-- Data to use --
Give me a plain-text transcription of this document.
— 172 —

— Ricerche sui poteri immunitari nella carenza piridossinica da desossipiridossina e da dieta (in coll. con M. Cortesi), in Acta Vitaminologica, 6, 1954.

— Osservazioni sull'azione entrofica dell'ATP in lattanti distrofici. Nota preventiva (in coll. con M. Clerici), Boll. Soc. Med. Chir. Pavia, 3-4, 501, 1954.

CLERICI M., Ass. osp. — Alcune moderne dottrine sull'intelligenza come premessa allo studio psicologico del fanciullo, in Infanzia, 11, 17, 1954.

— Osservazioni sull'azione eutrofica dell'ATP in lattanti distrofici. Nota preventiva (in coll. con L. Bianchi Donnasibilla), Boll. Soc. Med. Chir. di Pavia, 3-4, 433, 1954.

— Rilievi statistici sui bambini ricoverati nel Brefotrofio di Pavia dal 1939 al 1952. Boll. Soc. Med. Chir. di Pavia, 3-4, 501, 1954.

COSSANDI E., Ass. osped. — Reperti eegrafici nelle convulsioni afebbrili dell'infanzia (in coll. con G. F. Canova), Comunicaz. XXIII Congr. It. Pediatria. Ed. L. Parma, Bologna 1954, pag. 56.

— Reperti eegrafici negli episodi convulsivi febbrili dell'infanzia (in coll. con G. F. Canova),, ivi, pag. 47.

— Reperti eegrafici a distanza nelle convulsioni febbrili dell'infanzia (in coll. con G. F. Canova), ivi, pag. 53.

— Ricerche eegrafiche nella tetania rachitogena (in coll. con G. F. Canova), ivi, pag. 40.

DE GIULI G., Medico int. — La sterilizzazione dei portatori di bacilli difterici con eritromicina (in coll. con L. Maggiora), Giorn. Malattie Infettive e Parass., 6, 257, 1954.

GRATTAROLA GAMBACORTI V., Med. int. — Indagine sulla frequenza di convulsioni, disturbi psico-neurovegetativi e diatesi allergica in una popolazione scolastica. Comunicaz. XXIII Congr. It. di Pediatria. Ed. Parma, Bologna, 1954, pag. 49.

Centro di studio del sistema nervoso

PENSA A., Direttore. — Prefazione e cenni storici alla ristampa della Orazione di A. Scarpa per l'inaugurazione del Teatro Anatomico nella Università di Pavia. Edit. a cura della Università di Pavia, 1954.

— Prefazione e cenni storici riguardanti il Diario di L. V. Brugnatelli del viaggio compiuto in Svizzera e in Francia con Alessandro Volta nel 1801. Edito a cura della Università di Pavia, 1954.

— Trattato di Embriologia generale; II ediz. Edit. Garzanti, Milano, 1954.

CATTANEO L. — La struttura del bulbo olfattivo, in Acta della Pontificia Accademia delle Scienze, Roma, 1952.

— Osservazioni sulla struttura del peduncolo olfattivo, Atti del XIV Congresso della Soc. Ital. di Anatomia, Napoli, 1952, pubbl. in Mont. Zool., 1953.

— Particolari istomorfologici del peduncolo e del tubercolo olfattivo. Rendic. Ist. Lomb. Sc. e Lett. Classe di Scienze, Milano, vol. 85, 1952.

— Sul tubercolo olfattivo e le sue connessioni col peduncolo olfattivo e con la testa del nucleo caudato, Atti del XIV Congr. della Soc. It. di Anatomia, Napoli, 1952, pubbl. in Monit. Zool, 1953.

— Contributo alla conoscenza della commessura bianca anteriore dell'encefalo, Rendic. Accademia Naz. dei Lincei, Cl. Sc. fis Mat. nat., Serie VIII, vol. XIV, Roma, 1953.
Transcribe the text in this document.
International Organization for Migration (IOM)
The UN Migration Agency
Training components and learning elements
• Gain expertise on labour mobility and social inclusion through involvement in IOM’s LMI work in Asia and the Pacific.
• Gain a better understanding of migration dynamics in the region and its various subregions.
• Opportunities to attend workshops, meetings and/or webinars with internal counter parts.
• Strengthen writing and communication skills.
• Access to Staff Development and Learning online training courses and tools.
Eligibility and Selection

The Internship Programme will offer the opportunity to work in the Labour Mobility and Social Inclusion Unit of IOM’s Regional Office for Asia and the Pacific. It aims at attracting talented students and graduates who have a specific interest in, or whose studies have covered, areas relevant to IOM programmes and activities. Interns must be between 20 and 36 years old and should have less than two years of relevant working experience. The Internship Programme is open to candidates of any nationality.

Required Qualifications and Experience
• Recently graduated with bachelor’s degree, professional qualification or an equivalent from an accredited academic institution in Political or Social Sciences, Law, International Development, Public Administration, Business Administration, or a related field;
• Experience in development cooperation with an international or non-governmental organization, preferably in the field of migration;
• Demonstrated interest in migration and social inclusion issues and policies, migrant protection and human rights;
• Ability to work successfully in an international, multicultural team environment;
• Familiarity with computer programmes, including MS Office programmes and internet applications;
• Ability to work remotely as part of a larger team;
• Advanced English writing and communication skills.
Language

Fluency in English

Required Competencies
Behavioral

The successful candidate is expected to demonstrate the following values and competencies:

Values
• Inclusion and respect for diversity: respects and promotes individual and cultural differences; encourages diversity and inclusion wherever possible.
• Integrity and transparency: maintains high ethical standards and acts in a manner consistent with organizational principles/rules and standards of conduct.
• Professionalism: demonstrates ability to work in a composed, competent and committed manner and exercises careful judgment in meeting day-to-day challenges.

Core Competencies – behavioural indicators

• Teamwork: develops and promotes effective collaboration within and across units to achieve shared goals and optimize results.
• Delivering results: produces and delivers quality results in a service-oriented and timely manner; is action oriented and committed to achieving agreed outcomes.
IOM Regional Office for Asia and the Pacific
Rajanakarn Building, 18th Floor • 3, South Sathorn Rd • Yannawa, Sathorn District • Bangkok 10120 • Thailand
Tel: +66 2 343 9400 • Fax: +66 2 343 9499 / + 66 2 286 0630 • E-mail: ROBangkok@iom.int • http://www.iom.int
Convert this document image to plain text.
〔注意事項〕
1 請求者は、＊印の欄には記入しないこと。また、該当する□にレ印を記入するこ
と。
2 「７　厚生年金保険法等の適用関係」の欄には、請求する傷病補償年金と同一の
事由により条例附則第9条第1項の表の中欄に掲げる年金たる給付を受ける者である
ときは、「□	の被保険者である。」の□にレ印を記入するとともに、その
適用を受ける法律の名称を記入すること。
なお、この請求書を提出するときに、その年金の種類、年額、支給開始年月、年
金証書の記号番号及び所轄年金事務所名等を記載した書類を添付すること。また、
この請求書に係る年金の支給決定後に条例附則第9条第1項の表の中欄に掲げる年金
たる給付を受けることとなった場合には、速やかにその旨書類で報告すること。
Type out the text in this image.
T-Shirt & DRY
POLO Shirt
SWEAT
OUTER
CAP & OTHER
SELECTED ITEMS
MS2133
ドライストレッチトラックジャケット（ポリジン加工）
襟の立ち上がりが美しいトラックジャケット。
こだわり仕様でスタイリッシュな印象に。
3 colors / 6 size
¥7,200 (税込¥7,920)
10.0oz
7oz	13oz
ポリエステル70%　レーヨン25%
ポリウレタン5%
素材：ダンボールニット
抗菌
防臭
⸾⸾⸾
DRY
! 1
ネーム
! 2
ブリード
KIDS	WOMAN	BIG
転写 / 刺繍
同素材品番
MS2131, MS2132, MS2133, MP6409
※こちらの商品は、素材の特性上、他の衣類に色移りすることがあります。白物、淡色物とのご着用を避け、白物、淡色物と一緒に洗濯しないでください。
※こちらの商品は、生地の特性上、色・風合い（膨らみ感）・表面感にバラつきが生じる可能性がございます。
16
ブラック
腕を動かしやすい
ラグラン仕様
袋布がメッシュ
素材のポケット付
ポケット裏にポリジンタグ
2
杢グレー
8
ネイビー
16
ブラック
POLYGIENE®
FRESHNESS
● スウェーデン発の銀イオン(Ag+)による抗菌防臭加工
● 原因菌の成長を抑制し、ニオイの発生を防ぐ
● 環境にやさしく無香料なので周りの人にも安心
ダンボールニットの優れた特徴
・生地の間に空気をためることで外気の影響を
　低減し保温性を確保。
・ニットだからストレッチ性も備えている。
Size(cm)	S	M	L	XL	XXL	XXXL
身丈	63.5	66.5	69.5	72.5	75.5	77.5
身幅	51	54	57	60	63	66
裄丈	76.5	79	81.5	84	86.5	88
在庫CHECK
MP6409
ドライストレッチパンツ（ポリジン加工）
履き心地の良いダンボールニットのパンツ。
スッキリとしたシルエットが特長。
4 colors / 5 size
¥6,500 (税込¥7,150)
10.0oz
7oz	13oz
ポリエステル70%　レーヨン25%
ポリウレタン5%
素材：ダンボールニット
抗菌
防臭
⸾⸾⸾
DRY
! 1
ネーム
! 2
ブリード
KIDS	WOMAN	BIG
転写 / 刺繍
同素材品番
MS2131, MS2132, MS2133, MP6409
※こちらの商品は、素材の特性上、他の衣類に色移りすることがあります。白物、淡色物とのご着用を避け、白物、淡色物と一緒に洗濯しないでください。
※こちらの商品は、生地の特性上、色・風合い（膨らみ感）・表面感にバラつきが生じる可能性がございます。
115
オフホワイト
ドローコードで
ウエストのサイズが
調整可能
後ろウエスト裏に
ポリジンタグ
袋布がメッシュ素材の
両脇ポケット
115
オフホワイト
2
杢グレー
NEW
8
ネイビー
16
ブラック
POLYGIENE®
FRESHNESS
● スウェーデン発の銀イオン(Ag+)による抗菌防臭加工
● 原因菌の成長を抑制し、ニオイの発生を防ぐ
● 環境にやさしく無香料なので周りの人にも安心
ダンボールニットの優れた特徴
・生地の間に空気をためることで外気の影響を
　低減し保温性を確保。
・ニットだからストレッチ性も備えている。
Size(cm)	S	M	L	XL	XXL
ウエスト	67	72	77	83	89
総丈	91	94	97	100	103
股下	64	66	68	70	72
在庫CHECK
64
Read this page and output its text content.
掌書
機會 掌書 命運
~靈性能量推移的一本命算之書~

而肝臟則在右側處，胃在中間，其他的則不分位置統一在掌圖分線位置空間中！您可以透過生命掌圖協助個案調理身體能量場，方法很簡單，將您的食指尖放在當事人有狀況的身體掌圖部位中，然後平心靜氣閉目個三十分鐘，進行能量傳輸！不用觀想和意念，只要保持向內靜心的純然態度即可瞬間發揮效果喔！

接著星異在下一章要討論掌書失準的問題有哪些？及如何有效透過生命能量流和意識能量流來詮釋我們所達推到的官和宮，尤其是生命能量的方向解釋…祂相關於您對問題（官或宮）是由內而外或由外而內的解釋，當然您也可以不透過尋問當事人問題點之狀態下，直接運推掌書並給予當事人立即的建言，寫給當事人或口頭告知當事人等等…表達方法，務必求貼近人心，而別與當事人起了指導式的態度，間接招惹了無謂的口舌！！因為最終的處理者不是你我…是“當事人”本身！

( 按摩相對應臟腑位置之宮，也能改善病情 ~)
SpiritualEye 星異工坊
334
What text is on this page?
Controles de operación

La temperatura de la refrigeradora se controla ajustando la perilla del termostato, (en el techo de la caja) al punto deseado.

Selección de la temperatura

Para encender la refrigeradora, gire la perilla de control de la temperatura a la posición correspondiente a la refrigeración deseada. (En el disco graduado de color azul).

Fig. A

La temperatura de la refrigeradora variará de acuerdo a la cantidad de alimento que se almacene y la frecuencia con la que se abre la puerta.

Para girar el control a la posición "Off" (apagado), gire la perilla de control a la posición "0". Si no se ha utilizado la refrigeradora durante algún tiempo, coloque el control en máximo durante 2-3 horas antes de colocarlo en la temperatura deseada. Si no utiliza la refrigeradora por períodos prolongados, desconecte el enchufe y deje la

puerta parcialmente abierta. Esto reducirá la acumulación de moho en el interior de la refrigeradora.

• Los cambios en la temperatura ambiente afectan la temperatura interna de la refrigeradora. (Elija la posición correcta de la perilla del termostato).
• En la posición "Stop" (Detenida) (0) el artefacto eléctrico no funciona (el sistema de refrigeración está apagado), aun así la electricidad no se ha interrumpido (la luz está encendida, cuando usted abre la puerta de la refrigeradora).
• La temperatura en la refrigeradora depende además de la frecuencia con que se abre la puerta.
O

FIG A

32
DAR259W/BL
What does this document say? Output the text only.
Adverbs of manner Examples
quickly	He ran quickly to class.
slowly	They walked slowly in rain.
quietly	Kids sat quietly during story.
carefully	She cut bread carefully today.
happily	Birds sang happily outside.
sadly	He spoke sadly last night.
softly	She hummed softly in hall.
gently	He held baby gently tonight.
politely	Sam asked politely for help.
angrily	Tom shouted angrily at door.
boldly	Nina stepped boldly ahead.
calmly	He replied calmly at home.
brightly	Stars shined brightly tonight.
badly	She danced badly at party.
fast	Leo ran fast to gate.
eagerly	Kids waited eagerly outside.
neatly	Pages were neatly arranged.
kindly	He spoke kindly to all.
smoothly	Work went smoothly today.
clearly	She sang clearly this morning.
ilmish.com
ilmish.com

-- What you have to do --
Show the lines of the records that contain the word "Comunicaz".

-- Reply to the exercise --
COSSANDI E., Ass. osped. — Reperti eegrafici nelle convulsioni afebbrili dell'infanzia (in coll. con G. F. Canova), Comunicaz. XXIII Congr. It. Pediatria. Ed. L. Parma, Bologna 1954, pag. 56.
GRATTAROLA GAMBACORTI V., Med. int. — Indagine sulla frequenza di convulsioni, disturbi psico-neurovegetativi e diatesi allergica in una popolazione scolastica. Comunicaz. XXIII Congr. It. di Pediatria. Ed. Parma, Bologna, 1954, pag. 49.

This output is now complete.